══ Data for this task
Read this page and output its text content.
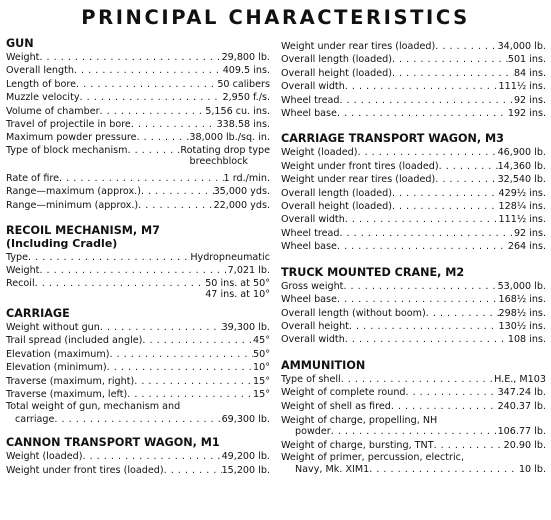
PRINCIPAL CHARACTERISTICS
GUN
Weight . . .	29,800 lb.
Overall length . . .	409.5 ins.
Length of bore . . .	50 calibers
Muzzle velocity . . .	2,950 f./s.
Volume of chamber . . .	5,156 cu. ins.
Travel of projectile in bore . . .	338.58 ins.
Maximum powder pressure . . .	38,000 lb./sq. in.
Type of block mechanism . . .	Rotating drop type
breechblock
Rate of fire . . .	1 rd./min.
Range—maximum (approx.) . . .	35,000 yds.
Range—minimum (approx.) . . .	22,000 yds.
RECOIL MECHANISM, M7
(Including Cradle)
Type . . .	Hydropneumatic
Weight . . .	7,021 lb.
Recoil . . .	50 ins. at 50°
47 ins. at 10°
CARRIAGE
Weight without gun . . .	39,300 lb.
Trail spread (included angle) . . .	45°
Elevation (maximum) . . .	50°
Elevation (minimum) . . .	10°
Traverse (maximum, right) . . .	15°
Traverse (maximum, left) . . .	15°
Total weight of gun, mechanism and
carriage . . .	69,300 lb.
CANNON TRANSPORT WAGON, M1
Weight (loaded) . . .	49,200 lb.
Weight under front tires (loaded) . . .	15,200 lb.
Weight under rear tires (loaded) . . .	34,000 lb.
Overall length (loaded) . . .	501 ins.
Overall height (loaded) . . .	84 ins.
Overall width . . .	111½ ins.
Wheel tread . . .	92 ins.
Wheel base . . .	192 ins.
CARRIAGE TRANSPORT WAGON, M3
Weight (loaded) . . .	46,900 lb.
Weight under front tires (loaded) . . .	14,360 lb.
Weight under rear tires (loaded) . . .	32,540 lb.
Overall length (loaded) . . .	429½ ins.
Overall height (loaded) . . .	128¼ ins.
Overall width . . .	111½ ins.
Wheel tread . . .	92 ins.
Wheel base . . .	264 ins.
TRUCK MOUNTED CRANE, M2
Gross weight . . .	53,000 lb.
Wheel base . . .	168½ ins.
Overall length (without boom) . . .	298½ ins.
Overall height . . .	130½ ins.
Overall width . . .	108 ins.
AMMUNITION
Type of shell . . .	H.E., M103
Weight of complete round . . .	347.24 lb.
Weight of shell as fired . . .	240.37 lb.
Weight of charge, propelling, NH
powder . . .	106.77 lb.
Weight of charge, bursting, TNT . . .	20.90 lb.
Weight of primer, percussion, electric,
Navy, Mk. XIM1 . . .	10 lb.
════
Written request :: Copy the listing word for word, excluding its pictures.

Written solution ::
Read this page and output its text content.
PRINCIPAL CHARACTERISTICS
GUN
Weight . . .	29,800 lb.
Overall length . . .	409.5 ins.
Length of bore . . .	50 calibers
Muzzle velocity . . .	2,950 f./s.
Volume of chamber . . .	5,156 cu. ins.
Travel of projectile in bore . . .	338.58 ins.
Maximum powder pressure . . .	38,000 lb./sq. in.
Type of block mechanism . . .	Rotating drop type
breechblock
Rate of fire . . .	1 rd./min.
Range—maximum (approx.) . . .	35,000 yds.
Range—minimum (approx.) . . .	22,000 yds.
RECOIL MECHANISM, M7
(Including Cradle)
Type . . .	Hydropneumatic
Weight . . .	7,021 lb.
Recoil . . .	50 ins. at 50°
47 ins. at 10°
CARRIAGE
Weight without gun . . .	39,300 lb.
Trail spread (included angle) . . .	45°
Elevation (maximum) . . .	50°
Elevation (minimum) . . .	10°
Traverse (maximum, right) . . .	15°
Traverse (maximum, left) . . .	15°
Total weight of gun, mechanism and
carriage . . .	69,300 lb.
CANNON TRANSPORT WAGON, M1
Weight (loaded) . . .	49,200 lb.
Weight under front tires (loaded) . . .	15,200 lb.
Weight under rear tires (loaded) . . .	34,000 lb.
Overall length (loaded) . . .	501 ins.
Overall height (loaded) . . .	84 ins.
Overall width . . .	111½ ins.
Wheel tread . . .	92 ins.
Wheel base . . .	192 ins.
CARRIAGE TRANSPORT WAGON, M3
Weight (loaded) . . .	46,900 lb.
Weight under front tires (loaded) . . .	14,360 lb.
Weight under rear tires (loaded) . . .	32,540 lb.
Overall length (loaded) . . .	429½ ins.
Overall height (loaded) . . .	128¼ ins.
Overall width . . .	111½ ins.
Wheel tread . . .	92 ins.
Wheel base . . .	264 ins.
TRUCK MOUNTED CRANE, M2
Gross weight . . .	53,000 lb.
Wheel base . . .	168½ ins.
Overall length (without boom) . . .	298½ ins.
Overall height . . .	130½ ins.
Overall width . . .	108 ins.
AMMUNITION
Type of shell . . .	H.E., M103
Weight of complete round . . .	347.24 lb.
Weight of shell as fired . . .	240.37 lb.
Weight of charge, propelling, NH
powder . . .	106.77 lb.
Weight of charge, bursting, TNT . . .	20.90 lb.
Weight of primer, percussion, electric,
Navy, Mk. XIM1 . . .	10 lb.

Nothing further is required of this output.